== Records for processing ==

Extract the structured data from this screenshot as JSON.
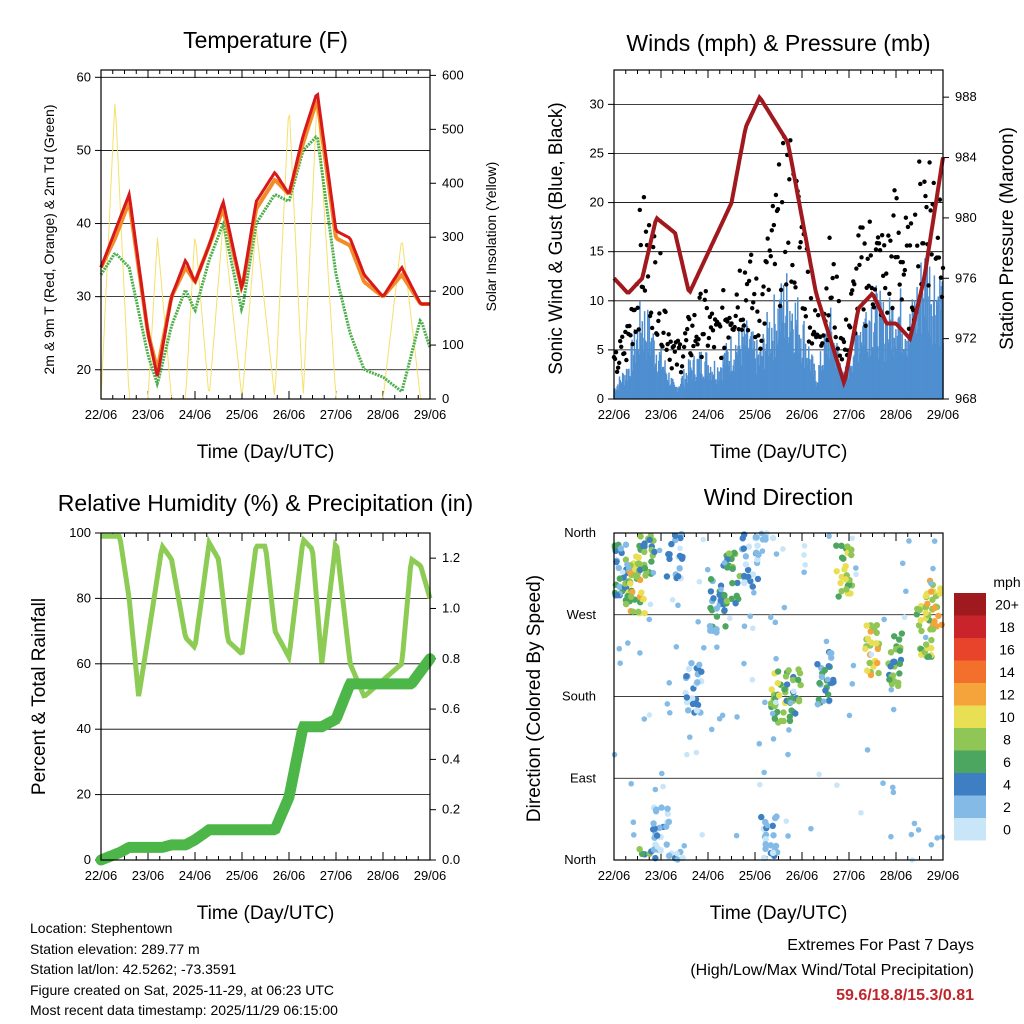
{
  "colors": {
    "temp2m": "#d7191c",
    "temp9m": "#f28c28",
    "dewpoint": "#4daf4a",
    "solar": "#f5e06b",
    "gust": "#000000",
    "wind": "#4f8fd0",
    "pressure": "#a0191e",
    "rh": "#8ccc55",
    "precip": "#4cb648"
  },
  "time_ticks": [
    "22/06",
    "23/06",
    "24/06",
    "25/06",
    "26/06",
    "27/06",
    "28/06",
    "29/06"
  ],
  "chart_data": [
    {
      "type": "line",
      "title": "Temperature (F)",
      "xlabel": "Time (Day/UTC)",
      "ylabel": "2m & 9m T (Red, Orange) & 2m Td (Green)",
      "y2label": "Solar Insolation (Yellow)",
      "ylim": [
        16,
        61
      ],
      "y2lim": [
        0,
        610
      ],
      "yticks": [
        20,
        30,
        40,
        50,
        60
      ],
      "y2ticks": [
        0,
        100,
        200,
        300,
        400,
        500,
        600
      ],
      "x": [
        0,
        0.3,
        0.6,
        1.0,
        1.2,
        1.5,
        1.8,
        2.0,
        2.3,
        2.6,
        3.0,
        3.3,
        3.7,
        4.0,
        4.3,
        4.6,
        5.0,
        5.3,
        5.6,
        6.0,
        6.4,
        6.8,
        7.0
      ],
      "series": [
        {
          "name": "2m T",
          "values": [
            34,
            39,
            44,
            25,
            19,
            30,
            35,
            32,
            37,
            43,
            31,
            43,
            47,
            44,
            52,
            58,
            39,
            38,
            33,
            30,
            34,
            29,
            29
          ]
        },
        {
          "name": "9m T",
          "values": [
            34,
            38,
            43,
            25,
            20,
            30,
            34,
            32,
            37,
            42,
            31,
            42,
            46,
            44,
            51,
            57,
            38,
            37,
            32,
            30,
            33,
            29,
            29
          ]
        },
        {
          "name": "2m Td",
          "values": [
            33,
            36,
            34,
            22,
            18,
            26,
            31,
            28,
            35,
            40,
            28,
            40,
            44,
            43,
            50,
            52,
            33,
            25,
            20,
            19,
            17,
            27,
            23
          ]
        },
        {
          "name": "Solar",
          "values": [
            0,
            560,
            0,
            0,
            300,
            0,
            0,
            310,
            0,
            330,
            0,
            320,
            0,
            550,
            0,
            560,
            0,
            0,
            0,
            0,
            300,
            0,
            0
          ]
        }
      ]
    },
    {
      "type": "scatter",
      "title": "Winds (mph) & Pressure (mb)",
      "xlabel": "Time (Day/UTC)",
      "ylabel": "Sonic Wind & Gust (Blue, Black)",
      "y2label": "Station Pressure (Maroon)",
      "ylim": [
        0,
        33.5
      ],
      "y2lim": [
        968,
        989.8
      ],
      "yticks": [
        0,
        5,
        10,
        15,
        20,
        25,
        30
      ],
      "y2ticks": [
        968,
        972,
        976,
        980,
        984,
        988
      ],
      "x": [
        0,
        0.3,
        0.6,
        0.9,
        1.3,
        1.6,
        1.9,
        2.2,
        2.5,
        2.8,
        3.1,
        3.3,
        3.7,
        4.0,
        4.3,
        4.6,
        4.9,
        5.2,
        5.5,
        5.8,
        6.0,
        6.3,
        6.6,
        7.0
      ],
      "series": [
        {
          "name": "Pressure",
          "values": [
            976,
            975,
            976,
            980,
            979,
            975,
            977,
            979,
            981,
            986,
            988,
            987,
            985,
            980,
            975,
            972,
            969,
            974,
            975,
            973,
            973,
            972,
            976,
            984
          ]
        },
        {
          "name": "Gust",
          "values": [
            3,
            6,
            15,
            12,
            4,
            6,
            8,
            6,
            10,
            12,
            8,
            13,
            20,
            15,
            6,
            12,
            5,
            12,
            14,
            12,
            16,
            12,
            20,
            18
          ]
        },
        {
          "name": "Wind",
          "values": [
            1,
            3,
            8,
            5,
            1,
            3,
            4,
            3,
            5,
            6,
            4,
            7,
            10,
            7,
            2,
            7,
            2,
            7,
            9,
            7,
            9,
            7,
            12,
            10
          ]
        }
      ]
    },
    {
      "type": "line",
      "title": "Relative Humidity (%) & Precipitation (in)",
      "xlabel": "Time (Day/UTC)",
      "ylabel": "Percent & Total Rainfall",
      "ylim": [
        0,
        100
      ],
      "y2lim": [
        0,
        1.3
      ],
      "yticks": [
        0,
        20,
        40,
        60,
        80,
        100
      ],
      "y2ticks": [
        0.0,
        0.2,
        0.4,
        0.6,
        0.8,
        1.0,
        1.2
      ],
      "x": [
        0,
        0.4,
        0.6,
        0.8,
        1.0,
        1.3,
        1.5,
        1.8,
        2.0,
        2.3,
        2.5,
        2.7,
        3.0,
        3.3,
        3.5,
        3.7,
        4.0,
        4.3,
        4.5,
        4.7,
        5.0,
        5.3,
        5.6,
        6.0,
        6.4,
        6.6,
        6.8,
        7.0
      ],
      "series": [
        {
          "name": "RH",
          "values": [
            99,
            99,
            80,
            50,
            68,
            96,
            92,
            68,
            65,
            97,
            92,
            67,
            63,
            96,
            96,
            70,
            62,
            98,
            95,
            60,
            98,
            60,
            50,
            55,
            60,
            92,
            90,
            80
          ]
        },
        {
          "name": "Precip",
          "values": [
            0,
            0.03,
            0.05,
            0.05,
            0.05,
            0.05,
            0.06,
            0.06,
            0.08,
            0.12,
            0.12,
            0.12,
            0.12,
            0.12,
            0.12,
            0.12,
            0.25,
            0.53,
            0.53,
            0.53,
            0.56,
            0.7,
            0.7,
            0.7,
            0.7,
            0.7,
            0.75,
            0.8
          ]
        }
      ]
    },
    {
      "type": "scatter",
      "title": "Wind Direction",
      "xlabel": "Time (Day/UTC)",
      "ylabel": "Direction (Colored By Speed)",
      "ylim": [
        0,
        360
      ],
      "ycategories": [
        "North",
        "East",
        "South",
        "West",
        "North"
      ],
      "legend_title": "mph",
      "legend_labels": [
        "20+",
        "18",
        "16",
        "14",
        "12",
        "10",
        "8",
        "6",
        "4",
        "2",
        "0"
      ],
      "legend_colors": [
        "#9e1a1e",
        "#c9242b",
        "#e8432b",
        "#f26f2c",
        "#f5a43c",
        "#e9df55",
        "#8fc656",
        "#4ca660",
        "#3d7fc2",
        "#83bbe6",
        "#c8e6f8"
      ],
      "clusters": [
        {
          "x": 0.1,
          "dir": 320,
          "speed": 4
        },
        {
          "x": 0.4,
          "dir": 310,
          "speed": 8
        },
        {
          "x": 0.5,
          "dir": 300,
          "speed": 10
        },
        {
          "x": 0.7,
          "dir": 345,
          "speed": 6
        },
        {
          "x": 1.0,
          "dir": 30,
          "speed": 2
        },
        {
          "x": 1.3,
          "dir": 340,
          "speed": 2
        },
        {
          "x": 1.7,
          "dir": 190,
          "speed": 2
        },
        {
          "x": 2.2,
          "dir": 280,
          "speed": 4
        },
        {
          "x": 2.5,
          "dir": 310,
          "speed": 6
        },
        {
          "x": 2.9,
          "dir": 330,
          "speed": 2
        },
        {
          "x": 3.3,
          "dir": 20,
          "speed": 2
        },
        {
          "x": 3.5,
          "dir": 180,
          "speed": 8
        },
        {
          "x": 3.8,
          "dir": 180,
          "speed": 6
        },
        {
          "x": 4.5,
          "dir": 200,
          "speed": 4
        },
        {
          "x": 4.9,
          "dir": 320,
          "speed": 8
        },
        {
          "x": 5.5,
          "dir": 230,
          "speed": 10
        },
        {
          "x": 6.0,
          "dir": 220,
          "speed": 6
        },
        {
          "x": 6.6,
          "dir": 250,
          "speed": 8
        },
        {
          "x": 6.8,
          "dir": 280,
          "speed": 10
        }
      ]
    }
  ],
  "info": {
    "location": "Location: Stephentown",
    "elevation": "Station elevation: 289.77 m",
    "latlon": "Station lat/lon: 42.5262; -73.3591",
    "created": "Figure created on Sat, 2025-11-29, at 06:23 UTC",
    "recent": "Most recent data timestamp: 2025/11/29 06:15:00"
  },
  "extremes": {
    "title": "Extremes For Past 7 Days",
    "subtitle": "(High/Low/Max Wind/Total Precipitation)",
    "values": "59.6/18.8/15.3/0.81"
  }
}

===

Directive -
Pick out the lines containing the string "Precipitation".

Exercise output -
      "title": "Relative Humidity (%) & Precipitation (in)",
    "subtitle": "(High/Low/Max Wind/Total Precipitation)",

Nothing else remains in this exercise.